#### [What to produce]
Go through the records underneath and write each one out again exactly.

#### [Supplied material]
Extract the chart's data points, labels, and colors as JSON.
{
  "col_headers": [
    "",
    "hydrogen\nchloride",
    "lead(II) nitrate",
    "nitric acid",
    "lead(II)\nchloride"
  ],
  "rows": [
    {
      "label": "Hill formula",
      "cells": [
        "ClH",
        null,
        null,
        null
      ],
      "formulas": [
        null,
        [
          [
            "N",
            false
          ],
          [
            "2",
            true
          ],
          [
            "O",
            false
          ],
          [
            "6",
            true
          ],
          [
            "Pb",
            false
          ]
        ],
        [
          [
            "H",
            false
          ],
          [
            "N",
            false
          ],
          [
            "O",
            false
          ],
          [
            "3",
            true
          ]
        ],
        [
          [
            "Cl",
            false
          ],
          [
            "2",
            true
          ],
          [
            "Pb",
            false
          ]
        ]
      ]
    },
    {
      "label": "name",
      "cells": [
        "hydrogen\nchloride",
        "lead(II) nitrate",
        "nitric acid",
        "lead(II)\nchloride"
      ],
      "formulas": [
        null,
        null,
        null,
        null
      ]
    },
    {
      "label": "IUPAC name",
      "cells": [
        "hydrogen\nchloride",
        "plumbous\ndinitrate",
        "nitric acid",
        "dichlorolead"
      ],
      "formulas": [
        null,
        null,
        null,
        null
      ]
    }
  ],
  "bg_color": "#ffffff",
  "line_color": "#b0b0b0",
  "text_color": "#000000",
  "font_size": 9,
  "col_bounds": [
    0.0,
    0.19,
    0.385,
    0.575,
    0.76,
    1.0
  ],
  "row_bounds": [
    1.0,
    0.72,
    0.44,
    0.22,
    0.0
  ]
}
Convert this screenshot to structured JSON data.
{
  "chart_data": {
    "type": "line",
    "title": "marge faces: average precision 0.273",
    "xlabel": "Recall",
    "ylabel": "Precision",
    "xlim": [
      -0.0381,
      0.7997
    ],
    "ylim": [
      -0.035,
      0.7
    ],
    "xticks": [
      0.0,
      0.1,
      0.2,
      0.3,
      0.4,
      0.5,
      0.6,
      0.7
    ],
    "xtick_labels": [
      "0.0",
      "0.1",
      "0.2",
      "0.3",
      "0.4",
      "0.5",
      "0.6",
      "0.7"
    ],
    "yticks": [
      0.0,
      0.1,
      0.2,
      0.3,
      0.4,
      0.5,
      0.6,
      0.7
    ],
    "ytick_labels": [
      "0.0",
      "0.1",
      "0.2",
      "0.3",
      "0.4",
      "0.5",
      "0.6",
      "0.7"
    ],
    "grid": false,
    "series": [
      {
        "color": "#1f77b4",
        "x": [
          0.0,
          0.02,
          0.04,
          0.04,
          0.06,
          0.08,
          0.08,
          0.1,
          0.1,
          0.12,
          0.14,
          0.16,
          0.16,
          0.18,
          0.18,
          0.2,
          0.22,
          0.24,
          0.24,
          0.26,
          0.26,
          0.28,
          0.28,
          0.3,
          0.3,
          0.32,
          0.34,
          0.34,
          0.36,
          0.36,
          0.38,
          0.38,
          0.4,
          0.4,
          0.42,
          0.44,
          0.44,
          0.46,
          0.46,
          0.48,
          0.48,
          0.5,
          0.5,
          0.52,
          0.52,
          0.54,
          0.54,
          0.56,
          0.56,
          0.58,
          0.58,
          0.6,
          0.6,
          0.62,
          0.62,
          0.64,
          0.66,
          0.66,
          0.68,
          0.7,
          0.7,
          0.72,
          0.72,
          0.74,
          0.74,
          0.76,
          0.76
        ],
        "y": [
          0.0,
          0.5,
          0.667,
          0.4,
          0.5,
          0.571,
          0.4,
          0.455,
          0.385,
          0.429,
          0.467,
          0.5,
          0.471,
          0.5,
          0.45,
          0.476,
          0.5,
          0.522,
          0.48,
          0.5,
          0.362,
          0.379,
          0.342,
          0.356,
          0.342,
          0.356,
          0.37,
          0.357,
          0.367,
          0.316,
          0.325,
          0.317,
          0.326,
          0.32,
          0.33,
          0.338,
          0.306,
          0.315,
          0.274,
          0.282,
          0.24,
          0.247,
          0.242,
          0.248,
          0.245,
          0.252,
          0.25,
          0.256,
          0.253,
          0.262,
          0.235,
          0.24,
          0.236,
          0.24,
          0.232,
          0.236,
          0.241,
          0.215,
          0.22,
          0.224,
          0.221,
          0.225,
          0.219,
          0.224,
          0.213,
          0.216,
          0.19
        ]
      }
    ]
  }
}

#### [Full output]
Extract the chart's data points, labels, and colors as JSON.
{
  "col_headers": [
    "",
    "hydrogen\nchloride",
    "lead(II) nitrate",
    "nitric acid",
    "lead(II)\nchloride"
  ],
  "rows": [
    {
      "label": "Hill formula",
      "cells": [
        "ClH",
        null,
        null,
        null
      ],
      "formulas": [
        null,
        [
          [
            "N",
            false
          ],
          [
            "2",
            true
          ],
          [
            "O",
            false
          ],
          [
            "6",
            true
          ],
          [
            "Pb",
            false
          ]
        ],
        [
          [
            "H",
            false
          ],
          [
            "N",
            false
          ],
          [
            "O",
            false
          ],
          [
            "3",
            true
          ]
        ],
        [
          [
            "Cl",
            false
          ],
          [
            "2",
            true
          ],
          [
            "Pb",
            false
          ]
        ]
      ]
    },
    {
      "label": "name",
      "cells": [
        "hydrogen\nchloride",
        "lead(II) nitrate",
        "nitric acid",
        "lead(II)\nchloride"
      ],
      "formulas": [
        null,
        null,
        null,
        null
      ]
    },
    {
      "label": "IUPAC name",
      "cells": [
        "hydrogen\nchloride",
        "plumbous\ndinitrate",
        "nitric acid",
        "dichlorolead"
      ],
      "formulas": [
        null,
        null,
        null,
        null
      ]
    }
  ],
  "bg_color": "#ffffff",
  "line_color": "#b0b0b0",
  "text_color": "#000000",
  "font_size": 9,
  "col_bounds": [
    0.0,
    0.19,
    0.385,
    0.575,
    0.76,
    1.0
  ],
  "row_bounds": [
    1.0,
    0.72,
    0.44,
    0.22,
    0.0
  ]
}
Convert this screenshot to structured JSON data.
{
  "chart_data": {
    "type": "line",
    "title": "marge faces: average precision 0.273",
    "xlabel": "Recall",
    "ylabel": "Precision",
    "xlim": [
      -0.0381,
      0.7997
    ],
    "ylim": [
      -0.035,
      0.7
    ],
    "xticks": [
      0.0,
      0.1,
      0.2,
      0.3,
      0.4,
      0.5,
      0.6,
      0.7
    ],
    "xtick_labels": [
      "0.0",
      "0.1",
      "0.2",
      "0.3",
      "0.4",
      "0.5",
      "0.6",
      "0.7"
    ],
    "yticks": [
      0.0,
      0.1,
      0.2,
      0.3,
      0.4,
      0.5,
      0.6,
      0.7
    ],
    "ytick_labels": [
      "0.0",
      "0.1",
      "0.2",
      "0.3",
      "0.4",
      "0.5",
      "0.6",
      "0.7"
    ],
    "grid": false,
    "series": [
      {
        "color": "#1f77b4",
        "x": [
          0.0,
          0.02,
          0.04,
          0.04,
          0.06,
          0.08,
          0.08,
          0.1,
          0.1,
          0.12,
          0.14,
          0.16,
          0.16,
          0.18,
          0.18,
          0.2,
          0.22,
          0.24,
          0.24,
          0.26,
          0.26,
          0.28,
          0.28,
          0.3,
          0.3,
          0.32,
          0.34,
          0.34,
          0.36,
          0.36,
          0.38,
          0.38,
          0.4,
          0.4,
          0.42,
          0.44,
          0.44,
          0.46,
          0.46,
          0.48,
          0.48,
          0.5,
          0.5,
          0.52,
          0.52,
          0.54,
          0.54,
          0.56,
          0.56,
          0.58,
          0.58,
          0.6,
          0.6,
          0.62,
          0.62,
          0.64,
          0.66,
          0.66,
          0.68,
          0.7,
          0.7,
          0.72,
          0.72,
          0.74,
          0.74,
          0.76,
          0.76
        ],
        "y": [
          0.0,
          0.5,
          0.667,
          0.4,
          0.5,
          0.571,
          0.4,
          0.455,
          0.385,
          0.429,
          0.467,
          0.5,
          0.471,
          0.5,
          0.45,
          0.476,
          0.5,
          0.522,
          0.48,
          0.5,
          0.362,
          0.379,
          0.342,
          0.356,
          0.342,
          0.356,
          0.37,
          0.357,
          0.367,
          0.316,
          0.325,
          0.317,
          0.326,
          0.32,
          0.33,
          0.338,
          0.306,
          0.315,
          0.274,
          0.282,
          0.24,
          0.247,
          0.242,
          0.248,
          0.245,
          0.252,
          0.25,
          0.256,
          0.253,
          0.262,
          0.235,
          0.24,
          0.236,
          0.24,
          0.232,
          0.236,
          0.241,
          0.215,
          0.22,
          0.224,
          0.221,
          0.225,
          0.219,
          0.224,
          0.213,
          0.216,
          0.19
        ]
      }
    ]
  }
}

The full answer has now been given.